=== REQUIREMENT ===
Your task is to repeat the entries exactly. Leave the pictures out.

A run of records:
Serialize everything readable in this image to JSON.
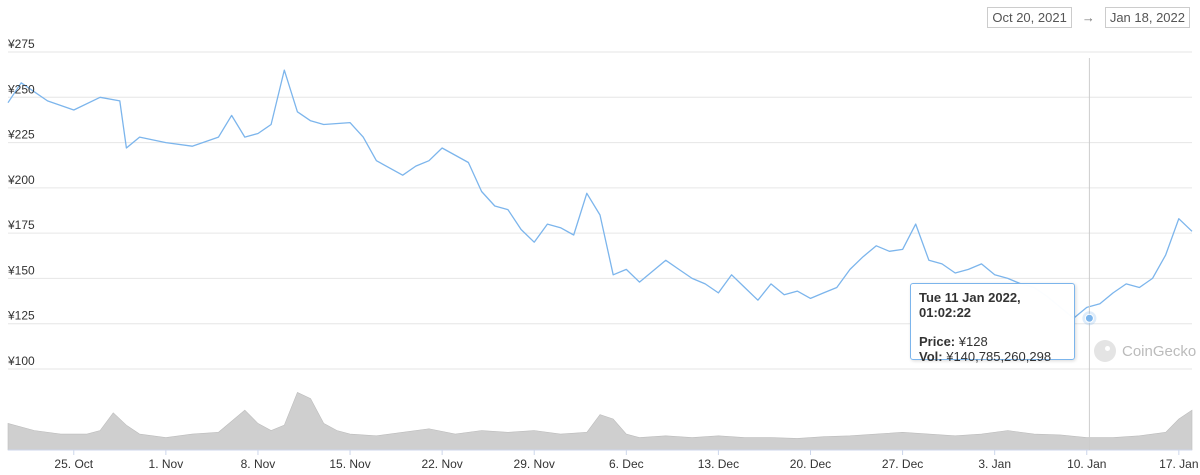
{
  "date_range": {
    "from": "Oct 20, 2021",
    "arrow": "→",
    "to": "Jan 18, 2022"
  },
  "chart_data": {
    "type": "line",
    "ylim": [
      100,
      275
    ],
    "y_ticks": [
      "¥275",
      "¥250",
      "¥225",
      "¥200",
      "¥175",
      "¥150",
      "¥125",
      "¥100"
    ],
    "y_tick_values": [
      275,
      250,
      225,
      200,
      175,
      150,
      125,
      100
    ],
    "x_ticks": [
      "25. Oct",
      "1. Nov",
      "8. Nov",
      "15. Nov",
      "22. Nov",
      "29. Nov",
      "6. Dec",
      "13. Dec",
      "20. Dec",
      "27. Dec",
      "3. Jan",
      "10. Jan",
      "17. Jan"
    ],
    "x_tick_days": [
      5,
      12,
      19,
      26,
      33,
      40,
      47,
      54,
      61,
      68,
      75,
      82,
      89
    ],
    "grid": true,
    "line_color": "#7cb5ec",
    "volume_color": "#cfcfcf",
    "price": {
      "days": [
        0,
        1,
        3,
        5,
        7,
        8.5,
        9,
        10,
        12,
        14,
        16,
        17,
        18,
        19,
        20,
        21,
        22,
        23,
        24,
        26,
        27,
        28,
        30,
        31,
        32,
        33,
        35,
        36,
        37,
        38,
        39,
        40,
        41,
        42,
        43,
        44,
        45,
        46,
        47,
        48,
        50,
        51,
        52,
        53,
        54,
        55,
        56,
        57,
        58,
        59,
        60,
        61,
        62,
        63,
        64,
        65,
        66,
        67,
        68,
        69,
        70,
        71,
        72,
        73,
        74,
        75,
        76,
        77,
        78,
        79,
        80,
        81,
        82,
        83,
        84,
        85,
        86,
        87,
        88,
        89,
        90
      ],
      "values": [
        247,
        258,
        248,
        243,
        250,
        248,
        222,
        228,
        225,
        223,
        228,
        240,
        228,
        230,
        235,
        265,
        242,
        237,
        235,
        236,
        228,
        215,
        207,
        212,
        215,
        222,
        214,
        198,
        190,
        188,
        177,
        170,
        180,
        178,
        174,
        197,
        185,
        152,
        155,
        148,
        160,
        155,
        150,
        147,
        142,
        152,
        145,
        138,
        147,
        141,
        143,
        139,
        142,
        145,
        155,
        162,
        168,
        165,
        166,
        180,
        160,
        158,
        153,
        155,
        158,
        152,
        150,
        147,
        145,
        140,
        134,
        128,
        134,
        136,
        142,
        147,
        145,
        150,
        163,
        183,
        176
      ]
    },
    "volume": {
      "days": [
        0,
        2,
        4,
        6,
        7,
        8,
        9,
        10,
        11,
        12,
        14,
        16,
        18,
        19,
        20,
        21,
        22,
        23,
        24,
        25,
        26,
        28,
        30,
        32,
        34,
        36,
        38,
        40,
        42,
        44,
        45,
        46,
        47,
        48,
        50,
        52,
        54,
        56,
        58,
        60,
        62,
        64,
        66,
        68,
        70,
        72,
        74,
        76,
        78,
        80,
        82,
        84,
        86,
        88,
        89,
        90
      ],
      "values": [
        30,
        22,
        18,
        18,
        22,
        42,
        28,
        18,
        16,
        14,
        18,
        20,
        45,
        30,
        22,
        28,
        65,
        58,
        30,
        22,
        18,
        16,
        20,
        24,
        18,
        22,
        20,
        22,
        18,
        20,
        40,
        35,
        18,
        14,
        16,
        14,
        16,
        14,
        14,
        13,
        15,
        16,
        18,
        20,
        18,
        16,
        18,
        22,
        18,
        17,
        14,
        14,
        16,
        20,
        35,
        45
      ]
    },
    "hover": {
      "title": "Tue 11 Jan 2022, 01:02:22",
      "price_label": "Price:",
      "price_value": "¥128",
      "vol_label": "Vol:",
      "vol_value": "¥140,785,260,298",
      "day": 82.2,
      "value": 128
    }
  },
  "watermark": "CoinGecko"
}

=== RESPONSE TO THIS TASK ===
Serialize everything readable in this image to JSON.
{
  "date_range": {
    "from": "Oct 20, 2021",
    "arrow": "→",
    "to": "Jan 18, 2022"
  },
  "chart_data": {
    "type": "line",
    "ylim": [
      100,
      275
    ],
    "y_ticks": [
      "¥275",
      "¥250",
      "¥225",
      "¥200",
      "¥175",
      "¥150",
      "¥125",
      "¥100"
    ],
    "y_tick_values": [
      275,
      250,
      225,
      200,
      175,
      150,
      125,
      100
    ],
    "x_ticks": [
      "25. Oct",
      "1. Nov",
      "8. Nov",
      "15. Nov",
      "22. Nov",
      "29. Nov",
      "6. Dec",
      "13. Dec",
      "20. Dec",
      "27. Dec",
      "3. Jan",
      "10. Jan",
      "17. Jan"
    ],
    "x_tick_days": [
      5,
      12,
      19,
      26,
      33,
      40,
      47,
      54,
      61,
      68,
      75,
      82,
      89
    ],
    "grid": true,
    "line_color": "#7cb5ec",
    "volume_color": "#cfcfcf",
    "price": {
      "days": [
        0,
        1,
        3,
        5,
        7,
        8.5,
        9,
        10,
        12,
        14,
        16,
        17,
        18,
        19,
        20,
        21,
        22,
        23,
        24,
        26,
        27,
        28,
        30,
        31,
        32,
        33,
        35,
        36,
        37,
        38,
        39,
        40,
        41,
        42,
        43,
        44,
        45,
        46,
        47,
        48,
        50,
        51,
        52,
        53,
        54,
        55,
        56,
        57,
        58,
        59,
        60,
        61,
        62,
        63,
        64,
        65,
        66,
        67,
        68,
        69,
        70,
        71,
        72,
        73,
        74,
        75,
        76,
        77,
        78,
        79,
        80,
        81,
        82,
        83,
        84,
        85,
        86,
        87,
        88,
        89,
        90
      ],
      "values": [
        247,
        258,
        248,
        243,
        250,
        248,
        222,
        228,
        225,
        223,
        228,
        240,
        228,
        230,
        235,
        265,
        242,
        237,
        235,
        236,
        228,
        215,
        207,
        212,
        215,
        222,
        214,
        198,
        190,
        188,
        177,
        170,
        180,
        178,
        174,
        197,
        185,
        152,
        155,
        148,
        160,
        155,
        150,
        147,
        142,
        152,
        145,
        138,
        147,
        141,
        143,
        139,
        142,
        145,
        155,
        162,
        168,
        165,
        166,
        180,
        160,
        158,
        153,
        155,
        158,
        152,
        150,
        147,
        145,
        140,
        134,
        128,
        134,
        136,
        142,
        147,
        145,
        150,
        163,
        183,
        176
      ]
    },
    "volume": {
      "days": [
        0,
        2,
        4,
        6,
        7,
        8,
        9,
        10,
        11,
        12,
        14,
        16,
        18,
        19,
        20,
        21,
        22,
        23,
        24,
        25,
        26,
        28,
        30,
        32,
        34,
        36,
        38,
        40,
        42,
        44,
        45,
        46,
        47,
        48,
        50,
        52,
        54,
        56,
        58,
        60,
        62,
        64,
        66,
        68,
        70,
        72,
        74,
        76,
        78,
        80,
        82,
        84,
        86,
        88,
        89,
        90
      ],
      "values": [
        30,
        22,
        18,
        18,
        22,
        42,
        28,
        18,
        16,
        14,
        18,
        20,
        45,
        30,
        22,
        28,
        65,
        58,
        30,
        22,
        18,
        16,
        20,
        24,
        18,
        22,
        20,
        22,
        18,
        20,
        40,
        35,
        18,
        14,
        16,
        14,
        16,
        14,
        14,
        13,
        15,
        16,
        18,
        20,
        18,
        16,
        18,
        22,
        18,
        17,
        14,
        14,
        16,
        20,
        35,
        45
      ]
    },
    "hover": {
      "title": "Tue 11 Jan 2022, 01:02:22",
      "price_label": "Price:",
      "price_value": "¥128",
      "vol_label": "Vol:",
      "vol_value": "¥140,785,260,298",
      "day": 82.2,
      "value": 128
    }
  },
  "watermark": "CoinGecko"
}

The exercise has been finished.